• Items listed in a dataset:
____________________

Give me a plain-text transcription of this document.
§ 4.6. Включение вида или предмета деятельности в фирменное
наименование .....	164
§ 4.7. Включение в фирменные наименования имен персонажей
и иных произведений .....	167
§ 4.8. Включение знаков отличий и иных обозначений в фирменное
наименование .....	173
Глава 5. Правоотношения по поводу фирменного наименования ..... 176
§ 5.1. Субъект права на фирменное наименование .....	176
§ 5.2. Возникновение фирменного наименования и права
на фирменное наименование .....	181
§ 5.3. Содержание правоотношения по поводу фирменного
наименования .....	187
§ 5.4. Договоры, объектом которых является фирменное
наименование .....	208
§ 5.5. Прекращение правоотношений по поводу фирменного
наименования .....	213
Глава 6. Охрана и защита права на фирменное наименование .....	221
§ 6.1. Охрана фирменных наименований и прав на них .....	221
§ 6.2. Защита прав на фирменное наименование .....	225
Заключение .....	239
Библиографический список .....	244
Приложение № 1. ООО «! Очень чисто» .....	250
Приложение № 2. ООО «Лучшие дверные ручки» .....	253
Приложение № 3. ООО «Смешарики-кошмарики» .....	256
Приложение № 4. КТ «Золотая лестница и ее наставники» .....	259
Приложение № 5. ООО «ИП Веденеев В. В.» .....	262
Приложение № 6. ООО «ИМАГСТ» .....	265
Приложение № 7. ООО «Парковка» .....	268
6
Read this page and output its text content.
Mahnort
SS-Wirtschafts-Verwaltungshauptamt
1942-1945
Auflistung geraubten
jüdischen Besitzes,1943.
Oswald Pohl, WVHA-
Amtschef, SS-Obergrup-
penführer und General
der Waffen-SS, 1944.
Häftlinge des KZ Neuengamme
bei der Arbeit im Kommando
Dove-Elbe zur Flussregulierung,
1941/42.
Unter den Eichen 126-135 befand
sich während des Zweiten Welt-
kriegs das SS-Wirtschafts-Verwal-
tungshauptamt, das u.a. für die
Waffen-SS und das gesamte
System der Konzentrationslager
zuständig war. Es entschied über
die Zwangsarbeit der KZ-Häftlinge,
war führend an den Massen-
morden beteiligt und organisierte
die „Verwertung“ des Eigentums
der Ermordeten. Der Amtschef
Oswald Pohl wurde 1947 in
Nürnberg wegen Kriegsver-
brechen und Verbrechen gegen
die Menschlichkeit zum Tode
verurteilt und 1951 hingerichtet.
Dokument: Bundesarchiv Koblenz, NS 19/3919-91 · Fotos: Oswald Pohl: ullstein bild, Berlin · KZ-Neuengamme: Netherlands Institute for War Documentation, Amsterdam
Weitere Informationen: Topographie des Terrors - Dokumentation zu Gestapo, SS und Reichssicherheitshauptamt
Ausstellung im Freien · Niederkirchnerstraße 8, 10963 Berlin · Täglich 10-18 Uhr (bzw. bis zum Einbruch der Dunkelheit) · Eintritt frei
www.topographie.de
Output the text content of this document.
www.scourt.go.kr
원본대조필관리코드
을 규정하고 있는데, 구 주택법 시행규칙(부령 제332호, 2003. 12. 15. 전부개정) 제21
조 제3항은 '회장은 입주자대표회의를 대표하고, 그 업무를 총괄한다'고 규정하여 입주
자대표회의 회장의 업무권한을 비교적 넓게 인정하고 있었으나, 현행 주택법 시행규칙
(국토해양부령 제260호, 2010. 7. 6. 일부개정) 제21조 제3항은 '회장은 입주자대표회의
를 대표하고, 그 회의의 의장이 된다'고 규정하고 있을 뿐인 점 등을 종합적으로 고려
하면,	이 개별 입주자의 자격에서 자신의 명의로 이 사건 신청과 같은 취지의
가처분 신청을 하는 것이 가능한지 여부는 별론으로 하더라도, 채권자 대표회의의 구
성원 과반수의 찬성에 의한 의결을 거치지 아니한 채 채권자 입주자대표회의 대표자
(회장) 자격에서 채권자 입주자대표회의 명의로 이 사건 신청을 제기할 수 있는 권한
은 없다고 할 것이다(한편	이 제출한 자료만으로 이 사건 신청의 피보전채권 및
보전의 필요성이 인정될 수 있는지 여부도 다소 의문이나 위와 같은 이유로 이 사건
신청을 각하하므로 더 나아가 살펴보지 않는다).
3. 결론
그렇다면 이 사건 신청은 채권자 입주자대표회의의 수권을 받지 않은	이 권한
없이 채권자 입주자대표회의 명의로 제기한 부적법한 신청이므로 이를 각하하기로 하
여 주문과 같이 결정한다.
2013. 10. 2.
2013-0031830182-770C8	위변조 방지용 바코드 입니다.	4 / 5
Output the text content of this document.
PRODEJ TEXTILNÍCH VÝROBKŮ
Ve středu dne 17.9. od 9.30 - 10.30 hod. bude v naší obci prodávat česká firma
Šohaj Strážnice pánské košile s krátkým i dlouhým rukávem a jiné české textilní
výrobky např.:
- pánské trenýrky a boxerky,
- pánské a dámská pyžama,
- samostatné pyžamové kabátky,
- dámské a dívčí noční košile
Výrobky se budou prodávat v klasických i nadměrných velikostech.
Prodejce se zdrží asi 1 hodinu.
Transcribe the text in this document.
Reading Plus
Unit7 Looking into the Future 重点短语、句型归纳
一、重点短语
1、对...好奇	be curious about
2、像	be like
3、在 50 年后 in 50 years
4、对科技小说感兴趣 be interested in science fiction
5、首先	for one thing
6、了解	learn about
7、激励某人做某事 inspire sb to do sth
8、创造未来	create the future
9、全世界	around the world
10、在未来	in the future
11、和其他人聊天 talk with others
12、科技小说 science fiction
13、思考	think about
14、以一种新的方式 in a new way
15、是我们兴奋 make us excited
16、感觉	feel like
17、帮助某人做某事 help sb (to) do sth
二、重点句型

____________________

• DIRECTIVE: The answer must consist solely of the number of lines in the entries that contain the word "Глава".

• ANSWER FOR THIS EXERCISE: 2